> DIRECTIONS
Look through the entries and report how many lines include the word "triangle". Give the number alone.

> MATERIAL SHOWN

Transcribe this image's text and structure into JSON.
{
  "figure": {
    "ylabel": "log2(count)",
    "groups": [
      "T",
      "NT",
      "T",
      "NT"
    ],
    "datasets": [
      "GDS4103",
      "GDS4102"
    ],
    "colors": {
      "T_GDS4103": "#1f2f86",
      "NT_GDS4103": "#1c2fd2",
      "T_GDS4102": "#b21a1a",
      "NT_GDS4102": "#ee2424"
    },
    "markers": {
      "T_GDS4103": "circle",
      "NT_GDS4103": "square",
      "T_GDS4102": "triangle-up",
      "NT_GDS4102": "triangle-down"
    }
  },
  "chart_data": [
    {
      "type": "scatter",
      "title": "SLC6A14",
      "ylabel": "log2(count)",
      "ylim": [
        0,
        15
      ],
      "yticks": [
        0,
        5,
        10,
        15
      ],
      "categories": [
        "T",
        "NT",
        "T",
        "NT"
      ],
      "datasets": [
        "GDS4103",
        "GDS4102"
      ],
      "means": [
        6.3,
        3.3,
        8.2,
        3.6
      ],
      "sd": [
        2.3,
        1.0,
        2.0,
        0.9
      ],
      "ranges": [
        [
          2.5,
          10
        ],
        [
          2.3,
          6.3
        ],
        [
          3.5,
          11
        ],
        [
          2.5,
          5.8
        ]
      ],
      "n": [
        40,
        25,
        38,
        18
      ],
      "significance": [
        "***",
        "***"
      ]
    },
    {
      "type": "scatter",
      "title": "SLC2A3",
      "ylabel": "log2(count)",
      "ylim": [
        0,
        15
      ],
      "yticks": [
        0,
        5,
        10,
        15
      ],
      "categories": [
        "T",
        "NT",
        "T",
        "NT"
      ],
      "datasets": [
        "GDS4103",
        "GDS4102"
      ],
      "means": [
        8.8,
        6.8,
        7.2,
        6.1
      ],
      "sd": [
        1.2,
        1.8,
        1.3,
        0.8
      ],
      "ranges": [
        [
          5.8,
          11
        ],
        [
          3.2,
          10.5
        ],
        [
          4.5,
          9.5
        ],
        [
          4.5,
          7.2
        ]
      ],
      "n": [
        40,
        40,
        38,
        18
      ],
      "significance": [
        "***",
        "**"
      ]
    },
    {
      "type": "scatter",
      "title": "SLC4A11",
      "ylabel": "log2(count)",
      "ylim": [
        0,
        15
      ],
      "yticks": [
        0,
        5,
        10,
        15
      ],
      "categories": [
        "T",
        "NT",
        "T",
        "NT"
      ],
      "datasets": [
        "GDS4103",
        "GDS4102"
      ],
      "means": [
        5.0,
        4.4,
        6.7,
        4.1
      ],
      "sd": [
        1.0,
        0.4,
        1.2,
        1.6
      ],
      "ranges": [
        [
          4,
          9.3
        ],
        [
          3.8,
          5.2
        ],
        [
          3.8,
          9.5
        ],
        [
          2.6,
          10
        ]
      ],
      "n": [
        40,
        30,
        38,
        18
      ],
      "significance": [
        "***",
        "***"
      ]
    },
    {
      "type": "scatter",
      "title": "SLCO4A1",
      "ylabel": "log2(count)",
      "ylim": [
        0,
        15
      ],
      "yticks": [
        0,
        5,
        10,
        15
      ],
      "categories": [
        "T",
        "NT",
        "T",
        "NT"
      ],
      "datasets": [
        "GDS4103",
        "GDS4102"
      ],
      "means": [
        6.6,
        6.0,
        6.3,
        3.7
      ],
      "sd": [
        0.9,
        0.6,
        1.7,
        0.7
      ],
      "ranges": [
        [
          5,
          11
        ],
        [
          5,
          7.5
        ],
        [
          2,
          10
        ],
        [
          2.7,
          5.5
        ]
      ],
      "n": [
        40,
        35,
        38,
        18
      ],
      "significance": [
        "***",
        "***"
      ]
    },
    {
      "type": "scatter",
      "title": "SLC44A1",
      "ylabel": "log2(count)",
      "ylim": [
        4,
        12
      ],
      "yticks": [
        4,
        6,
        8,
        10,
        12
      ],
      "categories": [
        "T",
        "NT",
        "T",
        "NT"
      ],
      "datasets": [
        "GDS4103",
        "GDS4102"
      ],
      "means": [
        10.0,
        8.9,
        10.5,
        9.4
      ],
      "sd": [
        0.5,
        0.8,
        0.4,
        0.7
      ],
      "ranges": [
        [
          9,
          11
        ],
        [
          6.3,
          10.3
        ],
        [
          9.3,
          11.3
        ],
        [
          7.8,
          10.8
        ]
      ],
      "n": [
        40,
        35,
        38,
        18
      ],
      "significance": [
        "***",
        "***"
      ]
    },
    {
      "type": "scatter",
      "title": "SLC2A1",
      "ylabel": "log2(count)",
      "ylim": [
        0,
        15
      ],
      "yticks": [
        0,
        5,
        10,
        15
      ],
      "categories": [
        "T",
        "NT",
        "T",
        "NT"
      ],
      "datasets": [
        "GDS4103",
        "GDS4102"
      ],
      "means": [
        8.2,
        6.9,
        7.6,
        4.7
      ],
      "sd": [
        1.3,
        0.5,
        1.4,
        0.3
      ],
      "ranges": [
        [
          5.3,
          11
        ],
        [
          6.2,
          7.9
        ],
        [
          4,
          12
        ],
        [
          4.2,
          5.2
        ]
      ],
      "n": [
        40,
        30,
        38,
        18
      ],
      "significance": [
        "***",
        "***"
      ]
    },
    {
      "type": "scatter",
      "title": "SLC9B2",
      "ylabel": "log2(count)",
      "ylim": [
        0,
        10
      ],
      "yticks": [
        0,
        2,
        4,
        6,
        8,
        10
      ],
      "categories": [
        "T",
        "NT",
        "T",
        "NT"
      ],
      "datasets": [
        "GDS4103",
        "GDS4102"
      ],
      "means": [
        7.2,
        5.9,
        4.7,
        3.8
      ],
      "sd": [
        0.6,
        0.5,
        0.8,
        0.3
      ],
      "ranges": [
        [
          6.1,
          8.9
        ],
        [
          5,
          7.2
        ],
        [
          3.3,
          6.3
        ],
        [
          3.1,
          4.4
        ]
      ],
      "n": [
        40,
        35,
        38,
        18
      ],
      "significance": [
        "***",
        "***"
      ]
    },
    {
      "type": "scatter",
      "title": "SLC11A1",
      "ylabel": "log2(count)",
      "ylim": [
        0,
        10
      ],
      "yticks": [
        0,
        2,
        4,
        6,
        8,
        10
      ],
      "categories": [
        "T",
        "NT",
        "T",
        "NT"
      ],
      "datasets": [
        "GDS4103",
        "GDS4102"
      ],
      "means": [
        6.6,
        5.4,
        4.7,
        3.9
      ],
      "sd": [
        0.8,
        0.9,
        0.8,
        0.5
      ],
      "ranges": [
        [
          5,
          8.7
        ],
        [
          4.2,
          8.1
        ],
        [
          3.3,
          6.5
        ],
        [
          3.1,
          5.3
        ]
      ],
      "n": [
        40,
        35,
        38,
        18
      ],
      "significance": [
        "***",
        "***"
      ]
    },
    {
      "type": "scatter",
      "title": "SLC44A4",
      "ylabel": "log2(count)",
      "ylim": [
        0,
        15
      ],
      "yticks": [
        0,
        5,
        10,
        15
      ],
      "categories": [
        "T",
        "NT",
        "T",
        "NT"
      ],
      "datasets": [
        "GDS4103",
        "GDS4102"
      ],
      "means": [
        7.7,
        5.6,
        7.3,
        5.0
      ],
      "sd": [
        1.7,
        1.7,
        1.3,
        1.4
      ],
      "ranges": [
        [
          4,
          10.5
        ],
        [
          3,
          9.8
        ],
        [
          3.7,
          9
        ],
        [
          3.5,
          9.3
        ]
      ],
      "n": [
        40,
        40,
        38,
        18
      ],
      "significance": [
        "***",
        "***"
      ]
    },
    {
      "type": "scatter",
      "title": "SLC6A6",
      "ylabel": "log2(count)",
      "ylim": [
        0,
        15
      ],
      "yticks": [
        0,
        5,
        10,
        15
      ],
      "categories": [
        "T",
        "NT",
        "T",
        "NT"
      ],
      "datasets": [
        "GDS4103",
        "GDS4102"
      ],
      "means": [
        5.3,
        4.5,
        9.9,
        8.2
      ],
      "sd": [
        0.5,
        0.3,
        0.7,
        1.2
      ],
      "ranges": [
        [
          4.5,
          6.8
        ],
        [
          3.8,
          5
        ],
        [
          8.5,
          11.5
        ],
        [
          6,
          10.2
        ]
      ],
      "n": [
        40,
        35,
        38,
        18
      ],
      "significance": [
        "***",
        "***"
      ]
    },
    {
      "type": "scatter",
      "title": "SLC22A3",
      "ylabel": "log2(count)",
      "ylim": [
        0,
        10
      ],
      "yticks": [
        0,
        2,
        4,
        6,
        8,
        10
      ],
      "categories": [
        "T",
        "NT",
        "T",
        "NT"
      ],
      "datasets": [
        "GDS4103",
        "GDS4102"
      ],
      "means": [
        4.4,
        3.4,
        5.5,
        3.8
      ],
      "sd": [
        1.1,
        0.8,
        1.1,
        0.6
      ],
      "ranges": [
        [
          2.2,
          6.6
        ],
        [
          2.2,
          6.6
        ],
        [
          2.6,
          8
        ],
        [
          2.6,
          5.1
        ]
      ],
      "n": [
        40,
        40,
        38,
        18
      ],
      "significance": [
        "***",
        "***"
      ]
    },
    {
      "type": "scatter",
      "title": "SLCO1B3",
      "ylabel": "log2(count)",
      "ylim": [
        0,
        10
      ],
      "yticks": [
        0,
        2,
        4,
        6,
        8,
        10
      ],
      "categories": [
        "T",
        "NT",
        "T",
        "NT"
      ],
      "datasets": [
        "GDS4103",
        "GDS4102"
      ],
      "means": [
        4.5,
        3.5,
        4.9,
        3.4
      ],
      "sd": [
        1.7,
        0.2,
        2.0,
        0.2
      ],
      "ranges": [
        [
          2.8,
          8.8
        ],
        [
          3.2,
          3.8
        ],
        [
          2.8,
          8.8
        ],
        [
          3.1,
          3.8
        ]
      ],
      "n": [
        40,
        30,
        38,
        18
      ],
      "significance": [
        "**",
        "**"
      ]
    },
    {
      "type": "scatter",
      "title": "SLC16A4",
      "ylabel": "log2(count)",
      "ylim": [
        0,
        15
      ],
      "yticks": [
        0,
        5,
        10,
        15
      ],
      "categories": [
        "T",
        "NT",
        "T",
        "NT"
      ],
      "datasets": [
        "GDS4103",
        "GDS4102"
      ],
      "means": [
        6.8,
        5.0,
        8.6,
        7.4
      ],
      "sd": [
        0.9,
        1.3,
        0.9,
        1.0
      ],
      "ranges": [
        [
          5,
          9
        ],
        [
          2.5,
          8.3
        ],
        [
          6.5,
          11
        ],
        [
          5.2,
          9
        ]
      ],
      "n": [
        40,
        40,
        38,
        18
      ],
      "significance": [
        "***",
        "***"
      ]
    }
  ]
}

> TASK ANSWER
2